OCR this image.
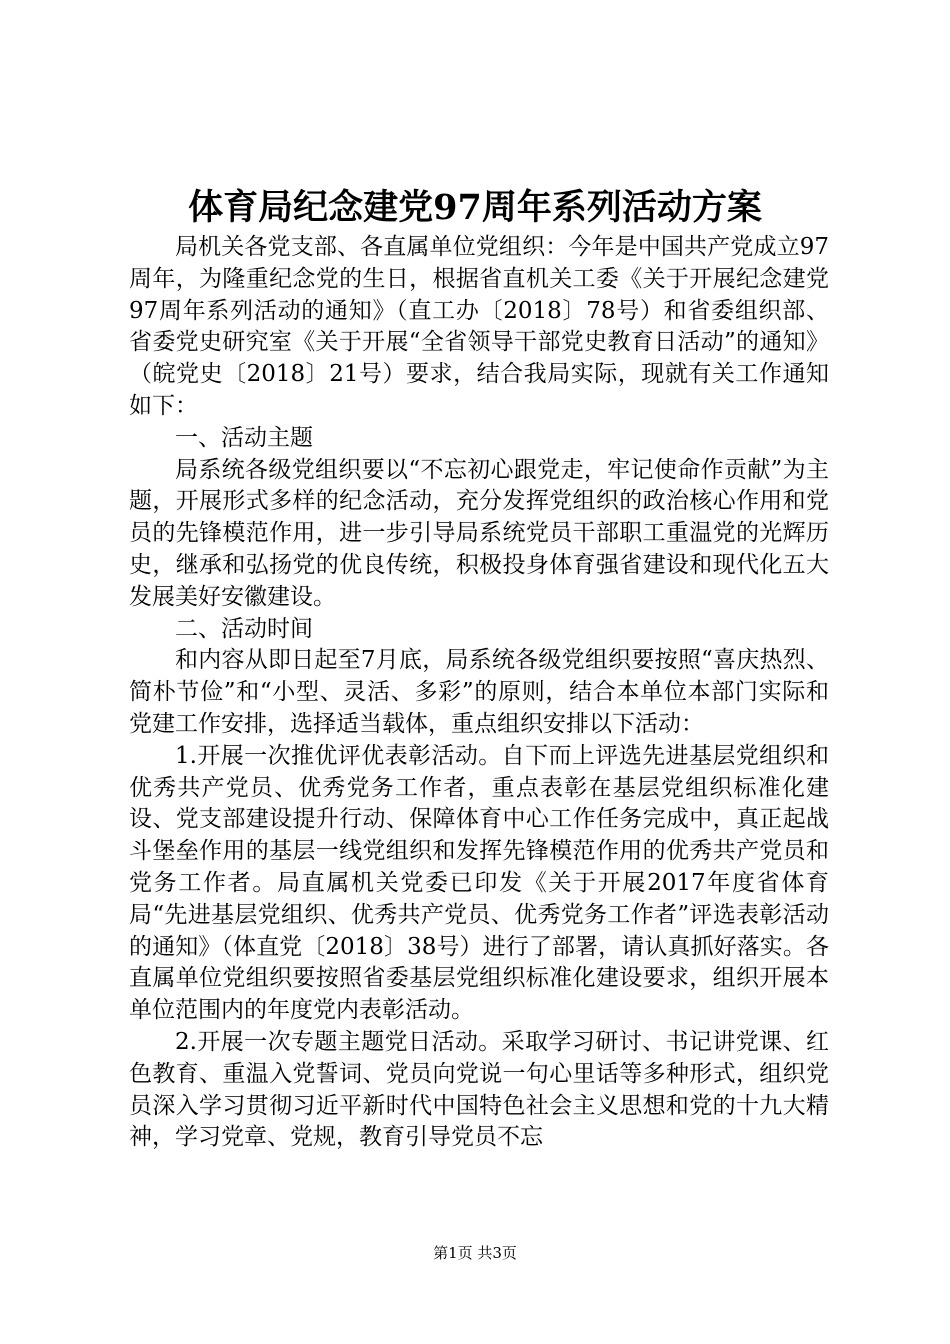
体育局纪念建党97周年系列活动方案

局机关各党支部、各直属单位党组织：今年是中国共产党成立97周年，为隆重纪念党的生日，根据省直机关工委《关于开展纪念建党97周年系列活动的通知》（直工办〔2018〕78号）和省委组织部、省委党史研究室《关于开展“全省领导干部党史教育日活动”的通知》（皖党史〔2018〕21号）要求，结合我局实际，现就有关工作通知如下：

一、活动主题

局系统各级党组织要以“不忘初心跟党走，牢记使命作贡献”为主题，开展形式多样的纪念活动，充分发挥党组织的政治核心作用和党员的先锋模范作用，进一步引导局系统党员干部职工重温党的光辉历史，继承和弘扬党的优良传统，积极投身体育强省建设和现代化五大发展美好安徽建设。

二、活动时间

和内容从即日起至7月底，局系统各级党组织要按照“喜庆热烈、简朴节俭”和“小型、灵活、多彩”的原则，结合本单位本部门实际和党建工作安排，选择适当载体，重点组织安排以下活动：

1.开展一次推优评优表彰活动。自下而上评选先进基层党组织和优秀共产党员、优秀党务工作者，重点表彰在基层党组织标准化建设、党支部建设提升行动、保障体育中心工作任务完成中，真正起战斗堡垒作用的基层一线党组织和发挥先锋模范作用的优秀共产党员和党务工作者。局直属机关党委已印发《关于开展2017年度省体育局“先进基层党组织、优秀共产党员、优秀党务工作者”评选表彰活动的通知》（体直党〔2018〕38号）进行了部署，请认真抓好落实。各直属单位党组织要按照省委基层党组织标准化建设要求，组织开展本单位范围内的年度党内表彰活动。

2.开展一次专题主题党日活动。采取学习研讨、书记讲党课、红色教育、重温入党誓词、党员向党说一句心里话等多种形式，组织党员深入学习贯彻习近平新时代中国特色社会主义思想和党的十九大精神，学习党章、党规，教育引导党员不忘

第1页 共3页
········
What to work on | Leave out the pictures and transcribe the entries above exactly.

Answer to the exercise |
OCR this image.
体育局纪念建党97周年系列活动方案

局机关各党支部、各直属单位党组织：今年是中国共产党成立97周年，为隆重纪念党的生日，根据省直机关工委《关于开展纪念建党97周年系列活动的通知》（直工办〔2018〕78号）和省委组织部、省委党史研究室《关于开展“全省领导干部党史教育日活动”的通知》（皖党史〔2018〕21号）要求，结合我局实际，现就有关工作通知如下：

一、活动主题

局系统各级党组织要以“不忘初心跟党走，牢记使命作贡献”为主题，开展形式多样的纪念活动，充分发挥党组织的政治核心作用和党员的先锋模范作用，进一步引导局系统党员干部职工重温党的光辉历史，继承和弘扬党的优良传统，积极投身体育强省建设和现代化五大发展美好安徽建设。

二、活动时间

和内容从即日起至7月底，局系统各级党组织要按照“喜庆热烈、简朴节俭”和“小型、灵活、多彩”的原则，结合本单位本部门实际和党建工作安排，选择适当载体，重点组织安排以下活动：

1.开展一次推优评优表彰活动。自下而上评选先进基层党组织和优秀共产党员、优秀党务工作者，重点表彰在基层党组织标准化建设、党支部建设提升行动、保障体育中心工作任务完成中，真正起战斗堡垒作用的基层一线党组织和发挥先锋模范作用的优秀共产党员和党务工作者。局直属机关党委已印发《关于开展2017年度省体育局“先进基层党组织、优秀共产党员、优秀党务工作者”评选表彰活动的通知》（体直党〔2018〕38号）进行了部署，请认真抓好落实。各直属单位党组织要按照省委基层党组织标准化建设要求，组织开展本单位范围内的年度党内表彰活动。

2.开展一次专题主题党日活动。采取学习研讨、书记讲党课、红色教育、重温入党誓词、党员向党说一句心里话等多种形式，组织党员深入学习贯彻习近平新时代中国特色社会主义思想和党的十九大精神，学习党章、党规，教育引导党员不忘

第1页 共3页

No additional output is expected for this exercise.